▸ Goal
Below is a set of records; print all of them exactly as written.

Extracts from a graphics dataset
'''

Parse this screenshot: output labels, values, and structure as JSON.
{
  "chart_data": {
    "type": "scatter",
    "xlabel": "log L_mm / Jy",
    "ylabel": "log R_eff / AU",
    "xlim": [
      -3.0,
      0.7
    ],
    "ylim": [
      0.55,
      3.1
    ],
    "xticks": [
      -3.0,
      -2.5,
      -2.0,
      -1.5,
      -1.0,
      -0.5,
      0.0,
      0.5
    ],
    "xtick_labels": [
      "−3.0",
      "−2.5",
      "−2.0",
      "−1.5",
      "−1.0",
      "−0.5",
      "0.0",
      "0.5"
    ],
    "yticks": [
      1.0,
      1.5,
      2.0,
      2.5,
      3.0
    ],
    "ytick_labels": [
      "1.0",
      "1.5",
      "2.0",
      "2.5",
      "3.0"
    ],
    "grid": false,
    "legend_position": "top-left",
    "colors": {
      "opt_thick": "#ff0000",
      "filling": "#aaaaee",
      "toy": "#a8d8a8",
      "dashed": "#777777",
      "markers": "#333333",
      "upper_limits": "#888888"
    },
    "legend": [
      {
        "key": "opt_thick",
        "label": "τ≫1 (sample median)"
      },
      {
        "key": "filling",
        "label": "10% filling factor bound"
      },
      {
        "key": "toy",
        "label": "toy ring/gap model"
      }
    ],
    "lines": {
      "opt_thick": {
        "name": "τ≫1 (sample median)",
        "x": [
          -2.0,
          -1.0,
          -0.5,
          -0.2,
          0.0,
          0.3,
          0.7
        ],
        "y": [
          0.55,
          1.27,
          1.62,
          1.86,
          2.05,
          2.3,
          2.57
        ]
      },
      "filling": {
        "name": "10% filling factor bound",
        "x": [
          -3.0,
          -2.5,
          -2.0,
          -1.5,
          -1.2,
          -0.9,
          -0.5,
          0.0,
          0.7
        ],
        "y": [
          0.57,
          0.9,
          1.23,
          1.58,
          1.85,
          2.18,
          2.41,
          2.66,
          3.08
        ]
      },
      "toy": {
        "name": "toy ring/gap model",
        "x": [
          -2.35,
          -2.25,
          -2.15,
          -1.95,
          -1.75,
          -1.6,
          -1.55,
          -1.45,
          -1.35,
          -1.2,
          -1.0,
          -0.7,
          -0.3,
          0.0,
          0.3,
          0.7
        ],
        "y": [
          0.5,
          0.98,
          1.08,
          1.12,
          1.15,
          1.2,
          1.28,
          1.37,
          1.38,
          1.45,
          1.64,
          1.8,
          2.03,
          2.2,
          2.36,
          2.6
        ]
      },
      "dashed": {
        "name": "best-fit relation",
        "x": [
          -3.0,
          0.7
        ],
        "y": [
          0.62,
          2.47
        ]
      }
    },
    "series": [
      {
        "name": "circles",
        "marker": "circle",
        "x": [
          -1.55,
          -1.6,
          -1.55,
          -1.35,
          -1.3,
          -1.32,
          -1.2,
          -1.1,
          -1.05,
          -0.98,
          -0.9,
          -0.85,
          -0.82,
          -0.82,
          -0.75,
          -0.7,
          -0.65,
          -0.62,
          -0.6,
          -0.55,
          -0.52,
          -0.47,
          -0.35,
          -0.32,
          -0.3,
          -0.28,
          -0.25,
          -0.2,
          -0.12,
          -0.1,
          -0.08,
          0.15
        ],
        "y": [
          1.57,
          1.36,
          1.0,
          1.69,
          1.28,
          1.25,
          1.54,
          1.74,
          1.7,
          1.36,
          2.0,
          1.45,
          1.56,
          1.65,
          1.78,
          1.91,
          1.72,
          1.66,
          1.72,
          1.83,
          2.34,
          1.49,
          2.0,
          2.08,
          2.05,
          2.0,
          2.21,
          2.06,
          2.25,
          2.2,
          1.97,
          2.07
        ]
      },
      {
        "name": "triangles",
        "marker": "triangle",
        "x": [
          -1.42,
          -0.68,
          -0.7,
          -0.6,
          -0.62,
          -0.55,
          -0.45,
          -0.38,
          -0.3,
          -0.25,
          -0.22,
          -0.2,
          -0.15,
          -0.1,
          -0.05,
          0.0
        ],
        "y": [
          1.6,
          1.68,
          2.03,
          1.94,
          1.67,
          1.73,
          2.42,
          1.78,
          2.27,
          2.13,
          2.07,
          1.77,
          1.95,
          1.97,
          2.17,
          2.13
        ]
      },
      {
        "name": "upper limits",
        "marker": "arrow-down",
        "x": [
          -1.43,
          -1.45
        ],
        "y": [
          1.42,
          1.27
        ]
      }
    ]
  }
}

'''

▸ Written response
Parse this screenshot: output labels, values, and structure as JSON.
{
  "chart_data": {
    "type": "scatter",
    "xlabel": "log L_mm / Jy",
    "ylabel": "log R_eff / AU",
    "xlim": [
      -3.0,
      0.7
    ],
    "ylim": [
      0.55,
      3.1
    ],
    "xticks": [
      -3.0,
      -2.5,
      -2.0,
      -1.5,
      -1.0,
      -0.5,
      0.0,
      0.5
    ],
    "xtick_labels": [
      "−3.0",
      "−2.5",
      "−2.0",
      "−1.5",
      "−1.0",
      "−0.5",
      "0.0",
      "0.5"
    ],
    "yticks": [
      1.0,
      1.5,
      2.0,
      2.5,
      3.0
    ],
    "ytick_labels": [
      "1.0",
      "1.5",
      "2.0",
      "2.5",
      "3.0"
    ],
    "grid": false,
    "legend_position": "top-left",
    "colors": {
      "opt_thick": "#ff0000",
      "filling": "#aaaaee",
      "toy": "#a8d8a8",
      "dashed": "#777777",
      "markers": "#333333",
      "upper_limits": "#888888"
    },
    "legend": [
      {
        "key": "opt_thick",
        "label": "τ≫1 (sample median)"
      },
      {
        "key": "filling",
        "label": "10% filling factor bound"
      },
      {
        "key": "toy",
        "label": "toy ring/gap model"
      }
    ],
    "lines": {
      "opt_thick": {
        "name": "τ≫1 (sample median)",
        "x": [
          -2.0,
          -1.0,
          -0.5,
          -0.2,
          0.0,
          0.3,
          0.7
        ],
        "y": [
          0.55,
          1.27,
          1.62,
          1.86,
          2.05,
          2.3,
          2.57
        ]
      },
      "filling": {
        "name": "10% filling factor bound",
        "x": [
          -3.0,
          -2.5,
          -2.0,
          -1.5,
          -1.2,
          -0.9,
          -0.5,
          0.0,
          0.7
        ],
        "y": [
          0.57,
          0.9,
          1.23,
          1.58,
          1.85,
          2.18,
          2.41,
          2.66,
          3.08
        ]
      },
      "toy": {
        "name": "toy ring/gap model",
        "x": [
          -2.35,
          -2.25,
          -2.15,
          -1.95,
          -1.75,
          -1.6,
          -1.55,
          -1.45,
          -1.35,
          -1.2,
          -1.0,
          -0.7,
          -0.3,
          0.0,
          0.3,
          0.7
        ],
        "y": [
          0.5,
          0.98,
          1.08,
          1.12,
          1.15,
          1.2,
          1.28,
          1.37,
          1.38,
          1.45,
          1.64,
          1.8,
          2.03,
          2.2,
          2.36,
          2.6
        ]
      },
      "dashed": {
        "name": "best-fit relation",
        "x": [
          -3.0,
          0.7
        ],
        "y": [
          0.62,
          2.47
        ]
      }
    },
    "series": [
      {
        "name": "circles",
        "marker": "circle",
        "x": [
          -1.55,
          -1.6,
          -1.55,
          -1.35,
          -1.3,
          -1.32,
          -1.2,
          -1.1,
          -1.05,
          -0.98,
          -0.9,
          -0.85,
          -0.82,
          -0.82,
          -0.75,
          -0.7,
          -0.65,
          -0.62,
          -0.6,
          -0.55,
          -0.52,
          -0.47,
          -0.35,
          -0.32,
          -0.3,
          -0.28,
          -0.25,
          -0.2,
          -0.12,
          -0.1,
          -0.08,
          0.15
        ],
        "y": [
          1.57,
          1.36,
          1.0,
          1.69,
          1.28,
          1.25,
          1.54,
          1.74,
          1.7,
          1.36,
          2.0,
          1.45,
          1.56,
          1.65,
          1.78,
          1.91,
          1.72,
          1.66,
          1.72,
          1.83,
          2.34,
          1.49,
          2.0,
          2.08,
          2.05,
          2.0,
          2.21,
          2.06,
          2.25,
          2.2,
          1.97,
          2.07
        ]
      },
      {
        "name": "triangles",
        "marker": "triangle",
        "x": [
          -1.42,
          -0.68,
          -0.7,
          -0.6,
          -0.62,
          -0.55,
          -0.45,
          -0.38,
          -0.3,
          -0.25,
          -0.22,
          -0.2,
          -0.15,
          -0.1,
          -0.05,
          0.0
        ],
        "y": [
          1.6,
          1.68,
          2.03,
          1.94,
          1.67,
          1.73,
          2.42,
          1.78,
          2.27,
          2.13,
          2.07,
          1.77,
          1.95,
          1.97,
          2.17,
          2.13
        ]
      },
      {
        "name": "upper limits",
        "marker": "arrow-down",
        "x": [
          -1.43,
          -1.45
        ],
        "y": [
          1.42,
          1.27
        ]
      }
    ]
  }
}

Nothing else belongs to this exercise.